++++ Brano scelto

Protagonisti o comprimari, la vita è soltanto una recita

«È un libro sorprendente», scrive Harold Bloom, il canonizzatore, e lo canonizza un gradino più in basso del Zuckerman Bound (pur essendone in sostanza la parte conclusiva, prima del recente Il fantasma esce di scena), mentre io metterei La controvita (Einaudi, pagg. 394, euro 21, traduzione di Vincenzo Mantovani) di Philip Roth un gradino più in alto degli altri, ma nella scala della letteratura restiamo in ogni caso ai piani alti, inutile discutere sul pianerottolo, e mi chiedo casomai per quale ragione l’Einaudi abbia aspettato il 2010 per pubblicare un’opera così importante uscita nel 1986.

++++++++

**Consegna 1**
Dalle righe di dati, estrai senza alcuna modifica le linee che partono da quella contenente "bookmark-star-icon[interactable]: ☆: [1147, 44, 1160, 62]" e arrivano fino a quella contenente "selection-handle[interactable]: [818, 337, 825, 344]", entrambe incluse.
Il brano e le righe non hanno alcun legame tra loro.

++++ Righe di dati

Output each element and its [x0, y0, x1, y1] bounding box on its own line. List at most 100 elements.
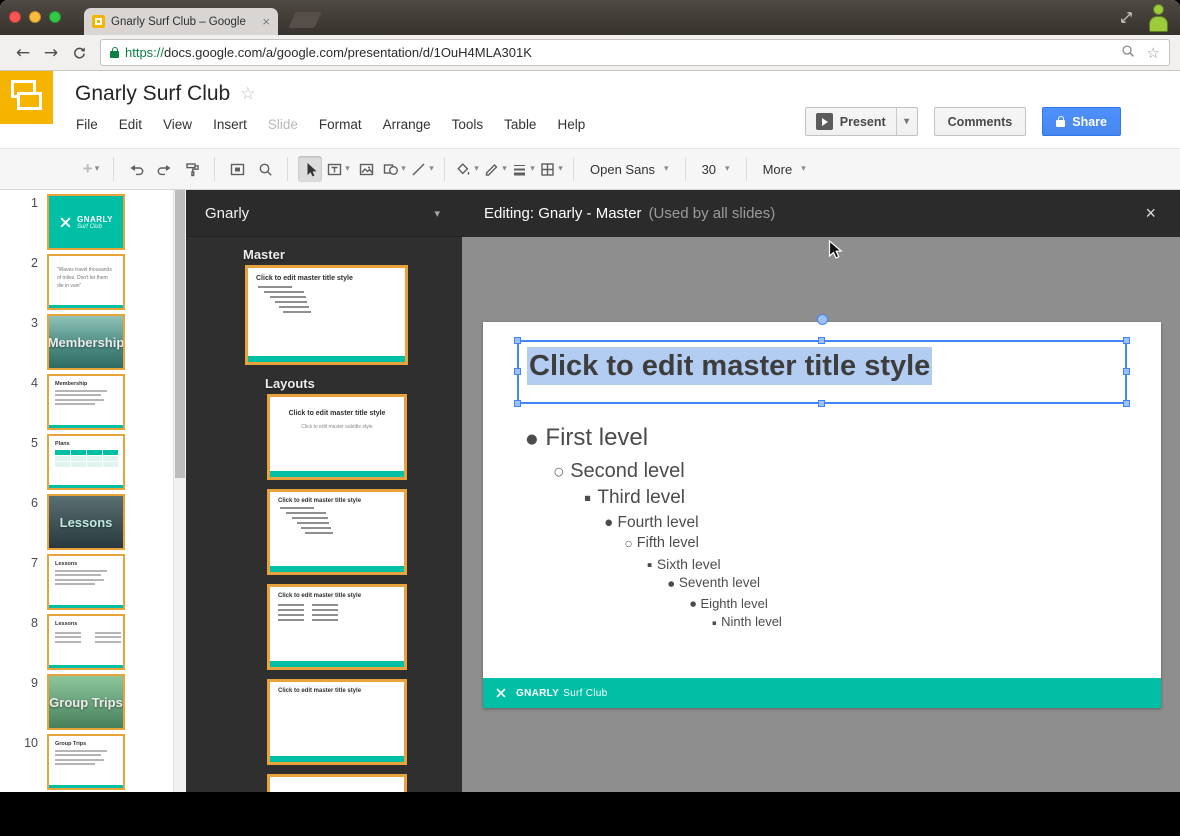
bookmark-star-icon[interactable]: ☆: [1147, 44, 1160, 62]
font-family-select[interactable]: Open Sans ▾: [582, 156, 677, 182]
bullet-level-9[interactable]: ▪Ninth level: [712, 614, 782, 630]
filmstrip-scrollbar[interactable]: [173, 190, 186, 792]
more-button[interactable]: More ▾: [755, 156, 814, 182]
zoom-window-button[interactable]: [49, 11, 61, 23]
star-document-icon[interactable]: ☆: [240, 84, 255, 104]
selection-handle[interactable]: [514, 337, 521, 344]
menu-edit[interactable]: Edit: [119, 117, 142, 132]
body-placeholder[interactable]: ●First level ○Second level ▪Third level …: [519, 424, 782, 630]
master-slide-canvas[interactable]: Click to edit master title style ●First …: [483, 322, 1161, 708]
slide-row-1[interactable]: 1 GNARLY Surf Club: [0, 194, 186, 254]
paint-format-button[interactable]: [180, 156, 204, 182]
layout-thumbnail-3[interactable]: Click to edit master title style: [267, 584, 407, 670]
layout-thumbnail-1[interactable]: Click to edit master title style Click t…: [267, 394, 407, 480]
scrollbar-thumb[interactable]: [175, 190, 185, 478]
minimize-window-button[interactable]: [29, 11, 41, 23]
browser-tab[interactable]: Gnarly Surf Club – Google ×: [84, 8, 278, 35]
new-tab-button[interactable]: [288, 12, 321, 28]
fullscreen-icon[interactable]: [1119, 10, 1134, 30]
menu-tools[interactable]: Tools: [452, 117, 484, 132]
slide-thumbnail-3[interactable]: Membership: [47, 314, 125, 370]
slide-thumbnail-1[interactable]: GNARLY Surf Club: [47, 194, 125, 250]
slide-thumbnail-5[interactable]: Plans: [47, 434, 125, 490]
slide-row-4[interactable]: 4 Membership: [0, 374, 186, 434]
slide-thumbnail-6[interactable]: Lessons: [47, 494, 125, 550]
selection-handle[interactable]: [818, 337, 825, 344]
close-window-button[interactable]: [9, 11, 21, 23]
bullet-level-2[interactable]: ○Second level: [554, 459, 782, 483]
redo-button[interactable]: [152, 156, 176, 182]
menu-table[interactable]: Table: [504, 117, 536, 132]
menu-format[interactable]: Format: [319, 117, 362, 132]
menu-arrange[interactable]: Arrange: [383, 117, 431, 132]
slide-thumbnail-2[interactable]: “Waves travel thousands of miles. Don't …: [47, 254, 125, 310]
slide-row-9[interactable]: 9 Group Trips: [0, 674, 186, 734]
present-options-button[interactable]: ▾: [896, 108, 917, 135]
selection-handle[interactable]: [1123, 368, 1130, 375]
line-dash-button[interactable]: ▾: [539, 156, 563, 182]
selection-handle[interactable]: [1123, 337, 1130, 344]
google-slides-logo[interactable]: [0, 71, 53, 124]
selection-handle[interactable]: [514, 368, 521, 375]
present-button[interactable]: Present: [806, 113, 896, 130]
master-title-text[interactable]: Click to edit master title style: [527, 350, 932, 383]
theme-selector[interactable]: Gnarly ▾: [186, 190, 462, 237]
shape-button[interactable]: ▾: [382, 156, 406, 182]
slide-row-8[interactable]: 8 Lessons: [0, 614, 186, 674]
selection-handle[interactable]: [1123, 400, 1130, 407]
menu-view[interactable]: View: [163, 117, 192, 132]
slide-footer-bar[interactable]: GNARLYSurf Club: [483, 678, 1161, 708]
selection-handle[interactable]: [818, 400, 825, 407]
document-title[interactable]: Gnarly Surf Club: [75, 82, 230, 106]
menu-file[interactable]: File: [76, 117, 98, 132]
insert-image-button[interactable]: [354, 156, 378, 182]
share-button[interactable]: Share: [1042, 107, 1121, 136]
selection-handle[interactable]: [514, 400, 521, 407]
bullet-level-6[interactable]: ▪Sixth level: [647, 556, 782, 573]
slide-thumbnail-10[interactable]: Group Trips: [47, 734, 125, 790]
slide-row-6[interactable]: 6 Lessons: [0, 494, 186, 554]
slide-row-7[interactable]: 7 Lessons: [0, 554, 186, 614]
zoom-page-icon[interactable]: [1120, 43, 1136, 62]
master-thumbnail[interactable]: Click to edit master title style: [245, 265, 408, 365]
zoom-button[interactable]: [253, 156, 277, 182]
slide-thumbnail-7[interactable]: Lessons: [47, 554, 125, 610]
fill-color-button[interactable]: ▾: [455, 156, 479, 182]
layout-thumbnail-4[interactable]: Click to edit master title style: [267, 679, 407, 765]
close-master-editor-button[interactable]: ×: [1145, 203, 1156, 224]
bullet-level-1[interactable]: ●First level: [526, 424, 782, 453]
slide-row-5[interactable]: 5 Plans: [0, 434, 186, 494]
slide-thumbnail-9[interactable]: Group Trips: [47, 674, 125, 730]
slide-row-10[interactable]: 10 Group Trips: [0, 734, 186, 792]
line-button[interactable]: ▾: [410, 156, 434, 182]
reload-button[interactable]: [66, 40, 92, 66]
new-slide-button[interactable]: + ▾: [79, 156, 103, 182]
layout-thumbnail-5[interactable]: [267, 774, 407, 792]
line-color-button[interactable]: ▾: [483, 156, 507, 182]
forward-button[interactable]: →: [38, 40, 64, 66]
text-box-button[interactable]: ▾: [326, 156, 350, 182]
bullet-level-7[interactable]: ●Seventh level: [668, 575, 782, 591]
comments-button[interactable]: Comments: [934, 107, 1027, 136]
back-button[interactable]: ←: [10, 40, 36, 66]
rotation-handle[interactable]: [817, 314, 828, 325]
slide-row-2[interactable]: 2 “Waves travel thousands of miles. Don'…: [0, 254, 186, 314]
title-placeholder-box[interactable]: Click to edit master title style: [517, 340, 1127, 404]
zoom-fit-button[interactable]: [225, 156, 249, 182]
tab-close-icon[interactable]: ×: [262, 14, 270, 29]
font-size-select[interactable]: 30 ▾: [694, 156, 738, 182]
slide-thumbnail-8[interactable]: Lessons: [47, 614, 125, 670]
bullet-level-3[interactable]: ▪Third level: [584, 487, 782, 510]
profile-avatar[interactable]: [1147, 4, 1171, 33]
layout-thumbnail-2[interactable]: Click to edit master title style: [267, 489, 407, 575]
address-bar[interactable]: https:// docs.google.com/a/google.com/pr…: [100, 39, 1170, 66]
line-weight-button[interactable]: ▾: [511, 156, 535, 182]
menu-insert[interactable]: Insert: [213, 117, 247, 132]
bullet-level-8[interactable]: ●Eighth level: [690, 596, 782, 612]
bullet-level-5[interactable]: ○Fifth level: [625, 535, 782, 552]
bullet-level-4[interactable]: ●Fourth level: [605, 514, 782, 533]
select-tool-button[interactable]: [298, 156, 322, 182]
undo-button[interactable]: [124, 156, 148, 182]
menu-help[interactable]: Help: [557, 117, 585, 132]
slide-row-3[interactable]: 3 Membership: [0, 314, 186, 374]
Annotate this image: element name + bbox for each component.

++++++++

**Consegna 2**
Rispondi a queste domande sul brano scelto:
(a) Chi definisce La controvita «un libro sorprendente»?
(b) Chi ha curato la traduzione dell'opera?
(c) In quale anno è uscita originariamente l'opera?

**Risultato atteso 1**
bookmark-star-icon[interactable]: ☆: [1147, 44, 1160, 62]
font-family-select[interactable]: Open Sans ▾: [582, 156, 677, 182]
bullet-level-9[interactable]: ▪Ninth level: [712, 614, 782, 630]
filmstrip-scrollbar[interactable]: [173, 190, 186, 792]
more-button[interactable]: More ▾: [755, 156, 814, 182]
zoom-window-button[interactable]: [49, 11, 61, 23]
star-document-icon[interactable]: ☆: [240, 84, 255, 104]
selection-handle[interactable]: [514, 337, 521, 344]
menu-edit[interactable]: Edit: [119, 117, 142, 132]
body-placeholder[interactable]: ●First level ○Second level ▪Third level …: [519, 424, 782, 630]
master-slide-canvas[interactable]: Click to edit master title style ●First …: [483, 322, 1161, 708]
slide-row-1[interactable]: 1 GNARLY Surf Club: [0, 194, 186, 254]
paint-format-button[interactable]: [180, 156, 204, 182]
layout-thumbnail-3[interactable]: Click to edit master title style: [267, 584, 407, 670]
layout-thumbnail-1[interactable]: Click to edit master title style Click t…: [267, 394, 407, 480]
scrollbar-thumb[interactable]: [175, 190, 185, 478]
minimize-window-button[interactable]: [29, 11, 41, 23]
browser-tab[interactable]: Gnarly Surf Club – Google ×: [84, 8, 278, 35]
new-tab-button[interactable]: [288, 12, 321, 28]
fullscreen-icon[interactable]: [1119, 10, 1134, 30]
menu-tools[interactable]: Tools: [452, 117, 484, 132]
slide-thumbnail-3[interactable]: Membership: [47, 314, 125, 370]
slide-thumbnail-1[interactable]: GNARLY Surf Club: [47, 194, 125, 250]
slide-thumbnail-5[interactable]: Plans: [47, 434, 125, 490]
slide-row-4[interactable]: 4 Membership: [0, 374, 186, 434]
slide-thumbnail-6[interactable]: Lessons: [47, 494, 125, 550]
selection-handle[interactable]: [818, 337, 825, 344]

**Risultato atteso 2**
(a) Harold Bloom.
(b) Vincenzo Mantovani.
(c) Nel 1986.